-------- Listed entries --------
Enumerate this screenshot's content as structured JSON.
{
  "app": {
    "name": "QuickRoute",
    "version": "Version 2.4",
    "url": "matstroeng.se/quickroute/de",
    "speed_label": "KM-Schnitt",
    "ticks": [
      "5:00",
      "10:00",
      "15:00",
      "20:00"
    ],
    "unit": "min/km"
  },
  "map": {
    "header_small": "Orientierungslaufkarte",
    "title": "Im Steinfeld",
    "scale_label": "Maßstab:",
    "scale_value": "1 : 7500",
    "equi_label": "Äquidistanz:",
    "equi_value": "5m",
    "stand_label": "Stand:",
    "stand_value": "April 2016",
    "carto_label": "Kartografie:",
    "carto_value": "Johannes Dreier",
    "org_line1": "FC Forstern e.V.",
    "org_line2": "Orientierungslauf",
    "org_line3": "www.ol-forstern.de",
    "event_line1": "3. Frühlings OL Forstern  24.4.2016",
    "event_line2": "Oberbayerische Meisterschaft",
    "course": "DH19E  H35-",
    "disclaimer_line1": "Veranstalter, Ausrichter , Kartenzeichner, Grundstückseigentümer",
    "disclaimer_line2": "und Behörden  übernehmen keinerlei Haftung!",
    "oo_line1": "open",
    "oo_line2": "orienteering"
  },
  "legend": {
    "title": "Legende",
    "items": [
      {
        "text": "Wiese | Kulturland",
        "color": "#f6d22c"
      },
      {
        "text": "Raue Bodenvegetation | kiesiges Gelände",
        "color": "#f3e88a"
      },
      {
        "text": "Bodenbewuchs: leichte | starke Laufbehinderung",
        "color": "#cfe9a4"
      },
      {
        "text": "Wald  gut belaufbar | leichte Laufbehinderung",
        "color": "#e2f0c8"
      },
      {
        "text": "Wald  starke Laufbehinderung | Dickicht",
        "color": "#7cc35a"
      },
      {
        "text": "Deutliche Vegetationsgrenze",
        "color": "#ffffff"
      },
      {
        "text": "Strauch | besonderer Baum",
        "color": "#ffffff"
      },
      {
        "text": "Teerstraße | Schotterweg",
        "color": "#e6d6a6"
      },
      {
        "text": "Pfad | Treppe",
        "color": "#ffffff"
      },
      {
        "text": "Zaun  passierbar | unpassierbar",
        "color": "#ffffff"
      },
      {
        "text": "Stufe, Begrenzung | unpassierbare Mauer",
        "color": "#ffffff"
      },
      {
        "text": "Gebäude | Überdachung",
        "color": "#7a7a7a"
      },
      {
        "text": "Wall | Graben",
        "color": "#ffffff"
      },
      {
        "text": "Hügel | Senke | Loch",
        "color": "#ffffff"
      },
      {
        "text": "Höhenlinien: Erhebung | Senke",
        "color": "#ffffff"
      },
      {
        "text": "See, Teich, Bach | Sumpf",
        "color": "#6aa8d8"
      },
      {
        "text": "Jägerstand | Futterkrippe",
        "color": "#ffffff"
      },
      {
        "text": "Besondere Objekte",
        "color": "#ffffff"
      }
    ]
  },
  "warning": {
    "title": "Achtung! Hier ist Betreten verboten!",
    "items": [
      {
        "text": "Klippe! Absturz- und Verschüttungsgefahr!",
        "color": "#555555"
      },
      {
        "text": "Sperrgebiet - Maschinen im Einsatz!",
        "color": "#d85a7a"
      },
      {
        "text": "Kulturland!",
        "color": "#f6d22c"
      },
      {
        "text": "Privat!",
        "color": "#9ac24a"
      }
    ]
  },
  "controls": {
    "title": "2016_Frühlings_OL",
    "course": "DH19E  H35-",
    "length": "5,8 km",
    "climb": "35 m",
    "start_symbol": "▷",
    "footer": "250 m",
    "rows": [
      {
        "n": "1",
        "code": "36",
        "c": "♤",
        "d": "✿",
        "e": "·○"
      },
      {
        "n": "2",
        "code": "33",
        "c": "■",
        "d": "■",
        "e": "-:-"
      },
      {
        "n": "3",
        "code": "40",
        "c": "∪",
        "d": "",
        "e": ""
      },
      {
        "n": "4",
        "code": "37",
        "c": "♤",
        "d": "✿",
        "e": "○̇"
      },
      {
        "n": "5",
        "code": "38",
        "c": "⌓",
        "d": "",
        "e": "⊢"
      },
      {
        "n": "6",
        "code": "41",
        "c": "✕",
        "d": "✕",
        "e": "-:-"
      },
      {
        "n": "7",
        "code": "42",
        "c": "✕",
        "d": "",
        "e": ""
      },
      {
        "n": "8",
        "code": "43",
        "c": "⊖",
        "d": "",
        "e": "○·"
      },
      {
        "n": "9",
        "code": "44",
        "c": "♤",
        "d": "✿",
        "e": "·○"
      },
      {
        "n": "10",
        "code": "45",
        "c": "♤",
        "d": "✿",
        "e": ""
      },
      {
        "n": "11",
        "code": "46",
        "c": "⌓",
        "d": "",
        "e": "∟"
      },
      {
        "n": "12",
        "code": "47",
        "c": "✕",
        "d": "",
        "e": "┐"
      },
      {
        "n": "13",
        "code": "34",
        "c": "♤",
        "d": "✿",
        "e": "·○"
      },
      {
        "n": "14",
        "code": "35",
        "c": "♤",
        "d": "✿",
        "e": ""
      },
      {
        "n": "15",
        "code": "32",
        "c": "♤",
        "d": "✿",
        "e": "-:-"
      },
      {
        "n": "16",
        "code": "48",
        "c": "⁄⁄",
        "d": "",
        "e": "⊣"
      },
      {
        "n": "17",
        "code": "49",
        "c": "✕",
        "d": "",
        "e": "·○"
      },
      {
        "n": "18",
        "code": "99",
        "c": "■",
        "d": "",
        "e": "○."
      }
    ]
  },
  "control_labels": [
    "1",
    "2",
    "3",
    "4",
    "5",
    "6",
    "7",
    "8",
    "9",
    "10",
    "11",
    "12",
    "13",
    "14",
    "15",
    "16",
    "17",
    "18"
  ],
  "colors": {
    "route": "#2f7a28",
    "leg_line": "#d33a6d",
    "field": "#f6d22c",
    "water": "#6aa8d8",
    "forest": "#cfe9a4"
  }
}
--------
# Instructions for the task:
The records above are to be repeated exactly, in their entirety.

# Written response:
Enumerate this screenshot's content as structured JSON.
{
  "app": {
    "name": "QuickRoute",
    "version": "Version 2.4",
    "url": "matstroeng.se/quickroute/de",
    "speed_label": "KM-Schnitt",
    "ticks": [
      "5:00",
      "10:00",
      "15:00",
      "20:00"
    ],
    "unit": "min/km"
  },
  "map": {
    "header_small": "Orientierungslaufkarte",
    "title": "Im Steinfeld",
    "scale_label": "Maßstab:",
    "scale_value": "1 : 7500",
    "equi_label": "Äquidistanz:",
    "equi_value": "5m",
    "stand_label": "Stand:",
    "stand_value": "April 2016",
    "carto_label": "Kartografie:",
    "carto_value": "Johannes Dreier",
    "org_line1": "FC Forstern e.V.",
    "org_line2": "Orientierungslauf",
    "org_line3": "www.ol-forstern.de",
    "event_line1": "3. Frühlings OL Forstern  24.4.2016",
    "event_line2": "Oberbayerische Meisterschaft",
    "course": "DH19E  H35-",
    "disclaimer_line1": "Veranstalter, Ausrichter , Kartenzeichner, Grundstückseigentümer",
    "disclaimer_line2": "und Behörden  übernehmen keinerlei Haftung!",
    "oo_line1": "open",
    "oo_line2": "orienteering"
  },
  "legend": {
    "title": "Legende",
    "items": [
      {
        "text": "Wiese | Kulturland",
        "color": "#f6d22c"
      },
      {
        "text": "Raue Bodenvegetation | kiesiges Gelände",
        "color": "#f3e88a"
      },
      {
        "text": "Bodenbewuchs: leichte | starke Laufbehinderung",
        "color": "#cfe9a4"
      },
      {
        "text": "Wald  gut belaufbar | leichte Laufbehinderung",
        "color": "#e2f0c8"
      },
      {
        "text": "Wald  starke Laufbehinderung | Dickicht",
        "color": "#7cc35a"
      },
      {
        "text": "Deutliche Vegetationsgrenze",
        "color": "#ffffff"
      },
      {
        "text": "Strauch | besonderer Baum",
        "color": "#ffffff"
      },
      {
        "text": "Teerstraße | Schotterweg",
        "color": "#e6d6a6"
      },
      {
        "text": "Pfad | Treppe",
        "color": "#ffffff"
      },
      {
        "text": "Zaun  passierbar | unpassierbar",
        "color": "#ffffff"
      },
      {
        "text": "Stufe, Begrenzung | unpassierbare Mauer",
        "color": "#ffffff"
      },
      {
        "text": "Gebäude | Überdachung",
        "color": "#7a7a7a"
      },
      {
        "text": "Wall | Graben",
        "color": "#ffffff"
      },
      {
        "text": "Hügel | Senke | Loch",
        "color": "#ffffff"
      },
      {
        "text": "Höhenlinien: Erhebung | Senke",
        "color": "#ffffff"
      },
      {
        "text": "See, Teich, Bach | Sumpf",
        "color": "#6aa8d8"
      },
      {
        "text": "Jägerstand | Futterkrippe",
        "color": "#ffffff"
      },
      {
        "text": "Besondere Objekte",
        "color": "#ffffff"
      }
    ]
  },
  "warning": {
    "title": "Achtung! Hier ist Betreten verboten!",
    "items": [
      {
        "text": "Klippe! Absturz- und Verschüttungsgefahr!",
        "color": "#555555"
      },
      {
        "text": "Sperrgebiet - Maschinen im Einsatz!",
        "color": "#d85a7a"
      },
      {
        "text": "Kulturland!",
        "color": "#f6d22c"
      },
      {
        "text": "Privat!",
        "color": "#9ac24a"
      }
    ]
  },
  "controls": {
    "title": "2016_Frühlings_OL",
    "course": "DH19E  H35-",
    "length": "5,8 km",
    "climb": "35 m",
    "start_symbol": "▷",
    "footer": "250 m",
    "rows": [
      {
        "n": "1",
        "code": "36",
        "c": "♤",
        "d": "✿",
        "e": "·○"
      },
      {
        "n": "2",
        "code": "33",
        "c": "■",
        "d": "■",
        "e": "-:-"
      },
      {
        "n": "3",
        "code": "40",
        "c": "∪",
        "d": "",
        "e": ""
      },
      {
        "n": "4",
        "code": "37",
        "c": "♤",
        "d": "✿",
        "e": "○̇"
      },
      {
        "n": "5",
        "code": "38",
        "c": "⌓",
        "d": "",
        "e": "⊢"
      },
      {
        "n": "6",
        "code": "41",
        "c": "✕",
        "d": "✕",
        "e": "-:-"
      },
      {
        "n": "7",
        "code": "42",
        "c": "✕",
        "d": "",
        "e": ""
      },
      {
        "n": "8",
        "code": "43",
        "c": "⊖",
        "d": "",
        "e": "○·"
      },
      {
        "n": "9",
        "code": "44",
        "c": "♤",
        "d": "✿",
        "e": "·○"
      },
      {
        "n": "10",
        "code": "45",
        "c": "♤",
        "d": "✿",
        "e": ""
      },
      {
        "n": "11",
        "code": "46",
        "c": "⌓",
        "d": "",
        "e": "∟"
      },
      {
        "n": "12",
        "code": "47",
        "c": "✕",
        "d": "",
        "e": "┐"
      },
      {
        "n": "13",
        "code": "34",
        "c": "♤",
        "d": "✿",
        "e": "·○"
      },
      {
        "n": "14",
        "code": "35",
        "c": "♤",
        "d": "✿",
        "e": ""
      },
      {
        "n": "15",
        "code": "32",
        "c": "♤",
        "d": "✿",
        "e": "-:-"
      },
      {
        "n": "16",
        "code": "48",
        "c": "⁄⁄",
        "d": "",
        "e": "⊣"
      },
      {
        "n": "17",
        "code": "49",
        "c": "✕",
        "d": "",
        "e": "·○"
      },
      {
        "n": "18",
        "code": "99",
        "c": "■",
        "d": "",
        "e": "○."
      }
    ]
  },
  "control_labels": [
    "1",
    "2",
    "3",
    "4",
    "5",
    "6",
    "7",
    "8",
    "9",
    "10",
    "11",
    "12",
    "13",
    "14",
    "15",
    "16",
    "17",
    "18"
  ],
  "colors": {
    "route": "#2f7a28",
    "leg_line": "#d33a6d",
    "field": "#f6d22c",
    "water": "#6aa8d8",
    "forest": "#cfe9a4"
  }
}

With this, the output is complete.